WORK TO COMPLETE: State how many lines of the listing below include the word "alkylphenols". Give only the number.

╭─ RECORDS

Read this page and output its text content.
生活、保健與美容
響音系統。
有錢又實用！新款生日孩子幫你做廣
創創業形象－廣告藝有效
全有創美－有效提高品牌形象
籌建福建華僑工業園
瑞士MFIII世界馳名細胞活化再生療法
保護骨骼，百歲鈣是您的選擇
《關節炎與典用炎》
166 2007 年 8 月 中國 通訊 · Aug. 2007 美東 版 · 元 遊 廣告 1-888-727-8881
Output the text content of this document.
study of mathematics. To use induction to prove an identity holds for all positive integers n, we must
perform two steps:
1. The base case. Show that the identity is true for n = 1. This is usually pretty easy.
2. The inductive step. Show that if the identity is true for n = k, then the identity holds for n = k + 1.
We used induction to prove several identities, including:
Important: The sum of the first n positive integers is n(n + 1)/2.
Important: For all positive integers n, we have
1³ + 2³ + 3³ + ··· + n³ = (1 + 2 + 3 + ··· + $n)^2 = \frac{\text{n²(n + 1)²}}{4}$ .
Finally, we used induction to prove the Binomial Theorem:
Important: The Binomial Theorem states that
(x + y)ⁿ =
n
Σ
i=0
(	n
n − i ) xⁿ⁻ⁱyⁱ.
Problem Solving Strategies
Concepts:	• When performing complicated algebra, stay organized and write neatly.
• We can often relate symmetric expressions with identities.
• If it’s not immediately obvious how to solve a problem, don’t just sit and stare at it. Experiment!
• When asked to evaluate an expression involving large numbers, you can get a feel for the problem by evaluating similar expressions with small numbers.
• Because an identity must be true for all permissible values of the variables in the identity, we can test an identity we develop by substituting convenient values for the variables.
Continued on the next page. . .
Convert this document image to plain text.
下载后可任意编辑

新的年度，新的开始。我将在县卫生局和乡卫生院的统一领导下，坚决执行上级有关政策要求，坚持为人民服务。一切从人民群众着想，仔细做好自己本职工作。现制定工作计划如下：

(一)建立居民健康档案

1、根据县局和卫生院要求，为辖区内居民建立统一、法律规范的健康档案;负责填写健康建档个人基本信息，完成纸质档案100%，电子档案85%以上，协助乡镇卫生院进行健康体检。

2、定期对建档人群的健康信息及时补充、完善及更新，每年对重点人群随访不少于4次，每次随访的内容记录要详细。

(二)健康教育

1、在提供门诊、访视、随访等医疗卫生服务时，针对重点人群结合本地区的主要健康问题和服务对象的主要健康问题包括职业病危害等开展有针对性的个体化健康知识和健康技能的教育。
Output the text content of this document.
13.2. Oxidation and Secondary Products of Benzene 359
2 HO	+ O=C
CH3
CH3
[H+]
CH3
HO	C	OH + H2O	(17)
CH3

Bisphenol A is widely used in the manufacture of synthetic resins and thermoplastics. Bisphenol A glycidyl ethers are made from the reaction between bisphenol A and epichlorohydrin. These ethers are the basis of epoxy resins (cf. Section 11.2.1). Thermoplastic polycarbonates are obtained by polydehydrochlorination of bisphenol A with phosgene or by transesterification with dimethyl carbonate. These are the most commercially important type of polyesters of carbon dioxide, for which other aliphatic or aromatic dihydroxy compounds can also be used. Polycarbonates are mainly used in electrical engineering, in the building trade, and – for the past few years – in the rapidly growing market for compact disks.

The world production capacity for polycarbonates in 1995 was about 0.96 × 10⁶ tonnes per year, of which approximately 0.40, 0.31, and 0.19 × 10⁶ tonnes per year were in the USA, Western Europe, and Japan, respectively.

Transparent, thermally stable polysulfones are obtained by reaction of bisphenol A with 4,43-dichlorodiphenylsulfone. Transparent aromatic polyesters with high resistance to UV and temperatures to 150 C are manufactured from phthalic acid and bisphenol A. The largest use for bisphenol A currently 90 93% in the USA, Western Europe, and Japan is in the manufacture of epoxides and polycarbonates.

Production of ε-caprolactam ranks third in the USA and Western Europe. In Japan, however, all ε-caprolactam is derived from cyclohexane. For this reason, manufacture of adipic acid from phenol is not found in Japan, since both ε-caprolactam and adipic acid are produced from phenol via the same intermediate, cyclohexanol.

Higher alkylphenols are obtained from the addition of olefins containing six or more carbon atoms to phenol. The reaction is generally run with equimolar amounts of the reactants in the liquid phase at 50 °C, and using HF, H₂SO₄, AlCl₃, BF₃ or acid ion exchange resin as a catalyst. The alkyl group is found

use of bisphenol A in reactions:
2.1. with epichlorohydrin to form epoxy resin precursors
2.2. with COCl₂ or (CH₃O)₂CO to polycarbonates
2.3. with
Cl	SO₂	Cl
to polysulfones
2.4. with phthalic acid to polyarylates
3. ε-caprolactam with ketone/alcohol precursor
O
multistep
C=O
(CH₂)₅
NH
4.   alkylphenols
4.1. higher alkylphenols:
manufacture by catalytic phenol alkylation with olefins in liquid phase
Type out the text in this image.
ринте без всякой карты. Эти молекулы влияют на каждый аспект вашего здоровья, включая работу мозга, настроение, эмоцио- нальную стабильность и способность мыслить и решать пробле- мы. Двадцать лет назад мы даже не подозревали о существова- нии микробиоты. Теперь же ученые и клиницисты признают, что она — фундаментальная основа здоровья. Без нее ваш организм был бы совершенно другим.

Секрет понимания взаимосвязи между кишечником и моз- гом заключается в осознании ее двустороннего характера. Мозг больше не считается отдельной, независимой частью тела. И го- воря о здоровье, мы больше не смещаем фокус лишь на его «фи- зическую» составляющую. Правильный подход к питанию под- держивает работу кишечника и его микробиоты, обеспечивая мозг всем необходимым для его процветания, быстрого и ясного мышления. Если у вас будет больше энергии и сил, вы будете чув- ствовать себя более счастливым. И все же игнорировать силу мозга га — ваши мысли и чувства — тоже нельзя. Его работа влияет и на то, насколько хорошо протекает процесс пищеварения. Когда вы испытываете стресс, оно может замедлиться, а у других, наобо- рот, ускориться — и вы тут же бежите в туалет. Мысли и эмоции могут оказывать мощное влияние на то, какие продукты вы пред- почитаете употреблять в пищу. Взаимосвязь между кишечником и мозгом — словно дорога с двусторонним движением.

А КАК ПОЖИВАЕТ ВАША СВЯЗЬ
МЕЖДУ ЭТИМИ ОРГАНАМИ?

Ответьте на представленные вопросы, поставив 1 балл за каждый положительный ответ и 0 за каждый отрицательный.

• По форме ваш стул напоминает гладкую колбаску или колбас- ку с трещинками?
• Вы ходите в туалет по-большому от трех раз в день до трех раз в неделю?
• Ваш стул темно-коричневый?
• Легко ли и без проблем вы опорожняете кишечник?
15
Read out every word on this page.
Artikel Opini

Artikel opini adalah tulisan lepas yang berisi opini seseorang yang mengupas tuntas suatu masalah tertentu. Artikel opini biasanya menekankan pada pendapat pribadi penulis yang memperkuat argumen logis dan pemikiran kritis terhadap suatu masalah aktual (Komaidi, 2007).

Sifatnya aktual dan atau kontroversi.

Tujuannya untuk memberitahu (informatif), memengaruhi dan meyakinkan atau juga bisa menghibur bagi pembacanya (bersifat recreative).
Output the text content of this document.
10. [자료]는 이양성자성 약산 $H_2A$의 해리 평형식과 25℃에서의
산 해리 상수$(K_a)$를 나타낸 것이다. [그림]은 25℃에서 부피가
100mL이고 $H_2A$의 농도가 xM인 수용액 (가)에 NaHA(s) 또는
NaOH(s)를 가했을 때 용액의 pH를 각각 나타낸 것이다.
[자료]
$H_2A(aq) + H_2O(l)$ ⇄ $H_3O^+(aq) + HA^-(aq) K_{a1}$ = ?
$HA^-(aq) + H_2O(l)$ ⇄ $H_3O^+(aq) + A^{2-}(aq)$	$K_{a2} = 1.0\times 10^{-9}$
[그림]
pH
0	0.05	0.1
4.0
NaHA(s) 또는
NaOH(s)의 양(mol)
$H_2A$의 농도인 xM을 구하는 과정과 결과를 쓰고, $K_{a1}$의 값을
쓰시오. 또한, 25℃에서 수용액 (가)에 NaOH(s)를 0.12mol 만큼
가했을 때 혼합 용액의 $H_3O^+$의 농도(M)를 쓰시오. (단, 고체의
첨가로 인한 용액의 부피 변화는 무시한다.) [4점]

╰─

WRITTEN RESPONSE: 3